:: DATASET RECORDS ::
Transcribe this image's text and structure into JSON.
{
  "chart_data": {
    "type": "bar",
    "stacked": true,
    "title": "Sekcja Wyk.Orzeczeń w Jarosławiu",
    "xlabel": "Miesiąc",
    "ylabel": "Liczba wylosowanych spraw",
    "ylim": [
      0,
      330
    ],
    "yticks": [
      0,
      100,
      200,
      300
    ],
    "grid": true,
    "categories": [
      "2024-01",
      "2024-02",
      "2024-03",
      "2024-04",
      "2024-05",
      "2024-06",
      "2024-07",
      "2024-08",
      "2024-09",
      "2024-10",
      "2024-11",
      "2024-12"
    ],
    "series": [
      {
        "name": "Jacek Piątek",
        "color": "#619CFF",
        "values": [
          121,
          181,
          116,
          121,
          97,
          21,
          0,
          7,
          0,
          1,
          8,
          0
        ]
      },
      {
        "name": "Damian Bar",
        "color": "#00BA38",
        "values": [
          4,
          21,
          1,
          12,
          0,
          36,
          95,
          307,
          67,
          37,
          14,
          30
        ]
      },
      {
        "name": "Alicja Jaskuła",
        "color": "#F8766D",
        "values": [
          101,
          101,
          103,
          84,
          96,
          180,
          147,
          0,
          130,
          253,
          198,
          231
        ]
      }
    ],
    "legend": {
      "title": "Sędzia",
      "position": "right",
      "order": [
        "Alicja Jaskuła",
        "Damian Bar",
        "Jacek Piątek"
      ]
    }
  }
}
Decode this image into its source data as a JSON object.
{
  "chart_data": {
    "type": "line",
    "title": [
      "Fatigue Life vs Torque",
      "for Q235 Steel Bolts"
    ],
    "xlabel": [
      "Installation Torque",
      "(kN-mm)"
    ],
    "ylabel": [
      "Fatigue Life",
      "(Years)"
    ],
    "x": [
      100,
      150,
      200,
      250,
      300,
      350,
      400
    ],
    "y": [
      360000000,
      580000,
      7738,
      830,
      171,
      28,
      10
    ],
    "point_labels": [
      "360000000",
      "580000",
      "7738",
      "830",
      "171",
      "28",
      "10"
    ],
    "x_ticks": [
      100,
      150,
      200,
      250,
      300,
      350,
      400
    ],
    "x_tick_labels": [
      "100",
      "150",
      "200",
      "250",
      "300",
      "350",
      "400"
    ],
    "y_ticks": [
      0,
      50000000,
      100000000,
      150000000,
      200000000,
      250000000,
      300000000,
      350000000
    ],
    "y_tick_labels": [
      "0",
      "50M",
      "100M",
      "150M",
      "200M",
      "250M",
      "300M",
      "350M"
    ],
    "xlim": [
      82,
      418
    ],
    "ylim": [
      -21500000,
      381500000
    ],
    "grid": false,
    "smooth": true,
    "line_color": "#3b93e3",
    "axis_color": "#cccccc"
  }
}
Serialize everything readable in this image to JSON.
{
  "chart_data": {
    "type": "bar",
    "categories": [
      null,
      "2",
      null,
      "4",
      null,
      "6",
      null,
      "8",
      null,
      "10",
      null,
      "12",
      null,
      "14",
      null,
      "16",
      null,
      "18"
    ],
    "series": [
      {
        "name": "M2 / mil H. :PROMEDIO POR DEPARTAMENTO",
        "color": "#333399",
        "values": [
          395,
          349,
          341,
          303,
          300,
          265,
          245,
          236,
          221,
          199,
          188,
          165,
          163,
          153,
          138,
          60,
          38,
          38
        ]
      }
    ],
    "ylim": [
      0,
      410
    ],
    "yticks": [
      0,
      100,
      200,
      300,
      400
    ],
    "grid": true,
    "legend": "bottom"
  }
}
:::
Return every record, word for word.

Transcribe this image's text and structure into JSON.
{
  "chart_data": {
    "type": "bar",
    "stacked": true,
    "title": "Sekcja Wyk.Orzeczeń w Jarosławiu",
    "xlabel": "Miesiąc",
    "ylabel": "Liczba wylosowanych spraw",
    "ylim": [
      0,
      330
    ],
    "yticks": [
      0,
      100,
      200,
      300
    ],
    "grid": true,
    "categories": [
      "2024-01",
      "2024-02",
      "2024-03",
      "2024-04",
      "2024-05",
      "2024-06",
      "2024-07",
      "2024-08",
      "2024-09",
      "2024-10",
      "2024-11",
      "2024-12"
    ],
    "series": [
      {
        "name": "Jacek Piątek",
        "color": "#619CFF",
        "values": [
          121,
          181,
          116,
          121,
          97,
          21,
          0,
          7,
          0,
          1,
          8,
          0
        ]
      },
      {
        "name": "Damian Bar",
        "color": "#00BA38",
        "values": [
          4,
          21,
          1,
          12,
          0,
          36,
          95,
          307,
          67,
          37,
          14,
          30
        ]
      },
      {
        "name": "Alicja Jaskuła",
        "color": "#F8766D",
        "values": [
          101,
          101,
          103,
          84,
          96,
          180,
          147,
          0,
          130,
          253,
          198,
          231
        ]
      }
    ],
    "legend": {
      "title": "Sędzia",
      "position": "right",
      "order": [
        "Alicja Jaskuła",
        "Damian Bar",
        "Jacek Piątek"
      ]
    }
  }
}
Decode this image into its source data as a JSON object.
{
  "chart_data": {
    "type": "line",
    "title": [
      "Fatigue Life vs Torque",
      "for Q235 Steel Bolts"
    ],
    "xlabel": [
      "Installation Torque",
      "(kN-mm)"
    ],
    "ylabel": [
      "Fatigue Life",
      "(Years)"
    ],
    "x": [
      100,
      150,
      200,
      250,
      300,
      350,
      400
    ],
    "y": [
      360000000,
      580000,
      7738,
      830,
      171,
      28,
      10
    ],
    "point_labels": [
      "360000000",
      "580000",
      "7738",
      "830",
      "171",
      "28",
      "10"
    ],
    "x_ticks": [
      100,
      150,
      200,
      250,
      300,
      350,
      400
    ],
    "x_tick_labels": [
      "100",
      "150",
      "200",
      "250",
      "300",
      "350",
      "400"
    ],
    "y_ticks": [
      0,
      50000000,
      100000000,
      150000000,
      200000000,
      250000000,
      300000000,
      350000000
    ],
    "y_tick_labels": [
      "0",
      "50M",
      "100M",
      "150M",
      "200M",
      "250M",
      "300M",
      "350M"
    ],
    "xlim": [
      82,
      418
    ],
    "ylim": [
      -21500000,
      381500000
    ],
    "grid": false,
    "smooth": true,
    "line_color": "#3b93e3",
    "axis_color": "#cccccc"
  }
}
Serialize everything readable in this image to JSON.
{
  "chart_data": {
    "type": "bar",
    "categories": [
      null,
      "2",
      null,
      "4",
      null,
      "6",
      null,
      "8",
      null,
      "10",
      null,
      "12",
      null,
      "14",
      null,
      "16",
      null,
      "18"
    ],
    "series": [
      {
        "name": "M2 / mil H. :PROMEDIO POR DEPARTAMENTO",
        "color": "#333399",
        "values": [
          395,
          349,
          341,
          303,
          300,
          265,
          245,
          236,
          221,
          199,
          188,
          165,
          163,
          153,
          138,
          60,
          38,
          38
        ]
      }
    ],
    "ylim": [
      0,
      410
    ],
    "yticks": [
      0,
      100,
      200,
      300,
      400
    ],
    "grid": true,
    "legend": "bottom"
  }
}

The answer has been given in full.